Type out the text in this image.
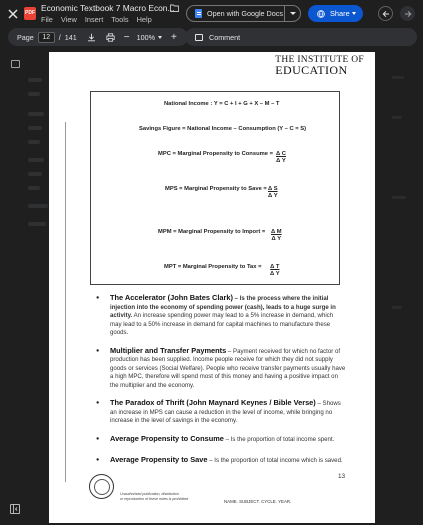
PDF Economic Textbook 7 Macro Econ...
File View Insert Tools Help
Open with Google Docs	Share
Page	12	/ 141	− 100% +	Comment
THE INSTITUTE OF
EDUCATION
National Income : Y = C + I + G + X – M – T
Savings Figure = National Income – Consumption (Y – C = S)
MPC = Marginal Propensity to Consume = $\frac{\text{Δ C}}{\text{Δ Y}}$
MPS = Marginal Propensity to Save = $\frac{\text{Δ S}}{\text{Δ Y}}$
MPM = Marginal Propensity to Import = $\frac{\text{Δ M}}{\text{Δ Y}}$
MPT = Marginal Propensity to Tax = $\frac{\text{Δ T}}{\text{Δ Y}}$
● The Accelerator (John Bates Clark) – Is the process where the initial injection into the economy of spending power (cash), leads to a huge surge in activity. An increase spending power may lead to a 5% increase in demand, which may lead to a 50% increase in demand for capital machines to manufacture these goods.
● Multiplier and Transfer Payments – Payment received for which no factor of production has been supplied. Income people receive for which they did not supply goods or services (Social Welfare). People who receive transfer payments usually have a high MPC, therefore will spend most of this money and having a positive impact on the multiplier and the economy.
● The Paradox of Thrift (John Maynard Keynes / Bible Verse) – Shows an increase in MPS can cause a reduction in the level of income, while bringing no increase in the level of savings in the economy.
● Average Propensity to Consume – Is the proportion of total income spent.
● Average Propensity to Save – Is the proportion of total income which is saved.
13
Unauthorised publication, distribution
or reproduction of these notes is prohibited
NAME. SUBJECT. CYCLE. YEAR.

····················

**Exercise directions**
Go through the data above and transcribe it in full, omitting any image.

**Task solution**
Type out the text in this image.
PDF Economic Textbook 7 Macro Econ...
File View Insert Tools Help
Open with Google Docs	Share
Page	12	/ 141	− 100% +	Comment
THE INSTITUTE OF
EDUCATION
National Income : Y = C + I + G + X – M – T
Savings Figure = National Income – Consumption (Y – C = S)
MPC = Marginal Propensity to Consume = $\frac{\text{Δ C}}{\text{Δ Y}}$
MPS = Marginal Propensity to Save = $\frac{\text{Δ S}}{\text{Δ Y}}$
MPM = Marginal Propensity to Import = $\frac{\text{Δ M}}{\text{Δ Y}}$
MPT = Marginal Propensity to Tax = $\frac{\text{Δ T}}{\text{Δ Y}}$
● The Accelerator (John Bates Clark) – Is the process where the initial injection into the economy of spending power (cash), leads to a huge surge in activity. An increase spending power may lead to a 5% increase in demand, which may lead to a 50% increase in demand for capital machines to manufacture these goods.
● Multiplier and Transfer Payments – Payment received for which no factor of production has been supplied. Income people receive for which they did not supply goods or services (Social Welfare). People who receive transfer payments usually have a high MPC, therefore will spend most of this money and having a positive impact on the multiplier and the economy.
● The Paradox of Thrift (John Maynard Keynes / Bible Verse) – Shows an increase in MPS can cause a reduction in the level of income, while bringing no increase in the level of savings in the economy.
● Average Propensity to Consume – Is the proportion of total income spent.
● Average Propensity to Save – Is the proportion of total income which is saved.
13
Unauthorised publication, distribution
or reproduction of these notes is prohibited
NAME. SUBJECT. CYCLE. YEAR.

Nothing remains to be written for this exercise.